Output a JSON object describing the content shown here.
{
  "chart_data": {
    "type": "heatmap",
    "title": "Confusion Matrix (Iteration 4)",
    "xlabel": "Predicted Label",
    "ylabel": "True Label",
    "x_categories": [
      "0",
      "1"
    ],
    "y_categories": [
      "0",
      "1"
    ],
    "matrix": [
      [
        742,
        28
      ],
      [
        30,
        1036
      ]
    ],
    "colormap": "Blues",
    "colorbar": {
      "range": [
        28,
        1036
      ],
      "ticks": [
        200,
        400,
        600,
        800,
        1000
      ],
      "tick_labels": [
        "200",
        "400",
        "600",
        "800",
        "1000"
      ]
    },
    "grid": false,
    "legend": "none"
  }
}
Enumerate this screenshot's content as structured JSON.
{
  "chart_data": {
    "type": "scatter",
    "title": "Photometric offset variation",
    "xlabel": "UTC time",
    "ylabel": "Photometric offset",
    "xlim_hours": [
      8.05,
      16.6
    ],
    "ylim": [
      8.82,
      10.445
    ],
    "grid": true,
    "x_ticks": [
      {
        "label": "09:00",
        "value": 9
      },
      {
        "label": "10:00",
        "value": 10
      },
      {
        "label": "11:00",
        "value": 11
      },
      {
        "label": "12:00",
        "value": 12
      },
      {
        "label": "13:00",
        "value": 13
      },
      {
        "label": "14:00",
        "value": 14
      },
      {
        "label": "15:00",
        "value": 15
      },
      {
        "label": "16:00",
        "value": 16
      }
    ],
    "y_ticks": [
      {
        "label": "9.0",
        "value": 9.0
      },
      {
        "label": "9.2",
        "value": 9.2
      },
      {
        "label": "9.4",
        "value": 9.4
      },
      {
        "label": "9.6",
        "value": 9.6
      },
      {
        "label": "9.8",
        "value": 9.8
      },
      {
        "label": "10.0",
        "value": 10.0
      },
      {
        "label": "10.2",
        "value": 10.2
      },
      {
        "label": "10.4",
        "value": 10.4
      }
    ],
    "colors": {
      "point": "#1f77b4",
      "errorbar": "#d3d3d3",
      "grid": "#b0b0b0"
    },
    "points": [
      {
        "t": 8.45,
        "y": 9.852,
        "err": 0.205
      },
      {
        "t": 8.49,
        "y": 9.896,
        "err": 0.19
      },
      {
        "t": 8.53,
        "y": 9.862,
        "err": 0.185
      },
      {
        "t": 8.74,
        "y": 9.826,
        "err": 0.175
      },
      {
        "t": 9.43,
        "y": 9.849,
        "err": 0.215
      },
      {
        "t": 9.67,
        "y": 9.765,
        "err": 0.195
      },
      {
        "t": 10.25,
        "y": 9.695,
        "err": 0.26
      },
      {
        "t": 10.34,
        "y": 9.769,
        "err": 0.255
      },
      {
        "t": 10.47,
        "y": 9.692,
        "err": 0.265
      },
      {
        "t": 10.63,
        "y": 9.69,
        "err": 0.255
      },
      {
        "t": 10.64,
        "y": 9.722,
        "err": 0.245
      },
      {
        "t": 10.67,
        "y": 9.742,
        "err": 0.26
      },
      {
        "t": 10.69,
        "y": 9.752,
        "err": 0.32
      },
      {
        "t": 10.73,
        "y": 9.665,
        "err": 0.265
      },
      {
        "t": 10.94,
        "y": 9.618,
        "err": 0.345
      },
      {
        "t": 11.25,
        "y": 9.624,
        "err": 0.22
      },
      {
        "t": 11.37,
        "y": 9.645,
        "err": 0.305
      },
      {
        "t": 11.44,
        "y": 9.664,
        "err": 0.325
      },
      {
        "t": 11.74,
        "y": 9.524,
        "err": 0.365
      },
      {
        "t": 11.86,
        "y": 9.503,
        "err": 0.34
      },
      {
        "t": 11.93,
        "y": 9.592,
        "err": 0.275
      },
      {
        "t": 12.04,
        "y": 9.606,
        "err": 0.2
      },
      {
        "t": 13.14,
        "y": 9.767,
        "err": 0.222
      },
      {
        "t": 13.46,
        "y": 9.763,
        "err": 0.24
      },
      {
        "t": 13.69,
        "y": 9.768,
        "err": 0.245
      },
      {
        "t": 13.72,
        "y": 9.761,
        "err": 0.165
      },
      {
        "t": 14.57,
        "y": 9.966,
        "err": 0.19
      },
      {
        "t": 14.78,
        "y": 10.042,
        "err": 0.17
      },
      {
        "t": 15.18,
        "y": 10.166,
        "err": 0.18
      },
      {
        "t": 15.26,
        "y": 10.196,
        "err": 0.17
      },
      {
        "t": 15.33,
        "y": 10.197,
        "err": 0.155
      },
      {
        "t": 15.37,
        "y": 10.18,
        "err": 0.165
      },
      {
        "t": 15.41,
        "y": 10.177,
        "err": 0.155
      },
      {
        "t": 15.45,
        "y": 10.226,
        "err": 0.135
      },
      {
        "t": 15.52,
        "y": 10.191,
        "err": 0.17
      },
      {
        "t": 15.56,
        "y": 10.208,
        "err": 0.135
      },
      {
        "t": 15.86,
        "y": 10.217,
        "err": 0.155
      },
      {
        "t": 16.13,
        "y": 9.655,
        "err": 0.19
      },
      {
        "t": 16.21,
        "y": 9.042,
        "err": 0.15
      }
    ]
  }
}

## AIM
Give the records above again, word for word.

## EXERCISE RESULT
Output a JSON object describing the content shown here.
{
  "chart_data": {
    "type": "heatmap",
    "title": "Confusion Matrix (Iteration 4)",
    "xlabel": "Predicted Label",
    "ylabel": "True Label",
    "x_categories": [
      "0",
      "1"
    ],
    "y_categories": [
      "0",
      "1"
    ],
    "matrix": [
      [
        742,
        28
      ],
      [
        30,
        1036
      ]
    ],
    "colormap": "Blues",
    "colorbar": {
      "range": [
        28,
        1036
      ],
      "ticks": [
        200,
        400,
        600,
        800,
        1000
      ],
      "tick_labels": [
        "200",
        "400",
        "600",
        "800",
        "1000"
      ]
    },
    "grid": false,
    "legend": "none"
  }
}
Enumerate this screenshot's content as structured JSON.
{
  "chart_data": {
    "type": "scatter",
    "title": "Photometric offset variation",
    "xlabel": "UTC time",
    "ylabel": "Photometric offset",
    "xlim_hours": [
      8.05,
      16.6
    ],
    "ylim": [
      8.82,
      10.445
    ],
    "grid": true,
    "x_ticks": [
      {
        "label": "09:00",
        "value": 9
      },
      {
        "label": "10:00",
        "value": 10
      },
      {
        "label": "11:00",
        "value": 11
      },
      {
        "label": "12:00",
        "value": 12
      },
      {
        "label": "13:00",
        "value": 13
      },
      {
        "label": "14:00",
        "value": 14
      },
      {
        "label": "15:00",
        "value": 15
      },
      {
        "label": "16:00",
        "value": 16
      }
    ],
    "y_ticks": [
      {
        "label": "9.0",
        "value": 9.0
      },
      {
        "label": "9.2",
        "value": 9.2
      },
      {
        "label": "9.4",
        "value": 9.4
      },
      {
        "label": "9.6",
        "value": 9.6
      },
      {
        "label": "9.8",
        "value": 9.8
      },
      {
        "label": "10.0",
        "value": 10.0
      },
      {
        "label": "10.2",
        "value": 10.2
      },
      {
        "label": "10.4",
        "value": 10.4
      }
    ],
    "colors": {
      "point": "#1f77b4",
      "errorbar": "#d3d3d3",
      "grid": "#b0b0b0"
    },
    "points": [
      {
        "t": 8.45,
        "y": 9.852,
        "err": 0.205
      },
      {
        "t": 8.49,
        "y": 9.896,
        "err": 0.19
      },
      {
        "t": 8.53,
        "y": 9.862,
        "err": 0.185
      },
      {
        "t": 8.74,
        "y": 9.826,
        "err": 0.175
      },
      {
        "t": 9.43,
        "y": 9.849,
        "err": 0.215
      },
      {
        "t": 9.67,
        "y": 9.765,
        "err": 0.195
      },
      {
        "t": 10.25,
        "y": 9.695,
        "err": 0.26
      },
      {
        "t": 10.34,
        "y": 9.769,
        "err": 0.255
      },
      {
        "t": 10.47,
        "y": 9.692,
        "err": 0.265
      },
      {
        "t": 10.63,
        "y": 9.69,
        "err": 0.255
      },
      {
        "t": 10.64,
        "y": 9.722,
        "err": 0.245
      },
      {
        "t": 10.67,
        "y": 9.742,
        "err": 0.26
      },
      {
        "t": 10.69,
        "y": 9.752,
        "err": 0.32
      },
      {
        "t": 10.73,
        "y": 9.665,
        "err": 0.265
      },
      {
        "t": 10.94,
        "y": 9.618,
        "err": 0.345
      },
      {
        "t": 11.25,
        "y": 9.624,
        "err": 0.22
      },
      {
        "t": 11.37,
        "y": 9.645,
        "err": 0.305
      },
      {
        "t": 11.44,
        "y": 9.664,
        "err": 0.325
      },
      {
        "t": 11.74,
        "y": 9.524,
        "err": 0.365
      },
      {
        "t": 11.86,
        "y": 9.503,
        "err": 0.34
      },
      {
        "t": 11.93,
        "y": 9.592,
        "err": 0.275
      },
      {
        "t": 12.04,
        "y": 9.606,
        "err": 0.2
      },
      {
        "t": 13.14,
        "y": 9.767,
        "err": 0.222
      },
      {
        "t": 13.46,
        "y": 9.763,
        "err": 0.24
      },
      {
        "t": 13.69,
        "y": 9.768,
        "err": 0.245
      },
      {
        "t": 13.72,
        "y": 9.761,
        "err": 0.165
      },
      {
        "t": 14.57,
        "y": 9.966,
        "err": 0.19
      },
      {
        "t": 14.78,
        "y": 10.042,
        "err": 0.17
      },
      {
        "t": 15.18,
        "y": 10.166,
        "err": 0.18
      },
      {
        "t": 15.26,
        "y": 10.196,
        "err": 0.17
      },
      {
        "t": 15.33,
        "y": 10.197,
        "err": 0.155
      },
      {
        "t": 15.37,
        "y": 10.18,
        "err": 0.165
      },
      {
        "t": 15.41,
        "y": 10.177,
        "err": 0.155
      },
      {
        "t": 15.45,
        "y": 10.226,
        "err": 0.135
      },
      {
        "t": 15.52,
        "y": 10.191,
        "err": 0.17
      },
      {
        "t": 15.56,
        "y": 10.208,
        "err": 0.135
      },
      {
        "t": 15.86,
        "y": 10.217,
        "err": 0.155
      },
      {
        "t": 16.13,
        "y": 9.655,
        "err": 0.19
      },
      {
        "t": 16.21,
        "y": 9.042,
        "err": 0.15
      }
    ]
  }
}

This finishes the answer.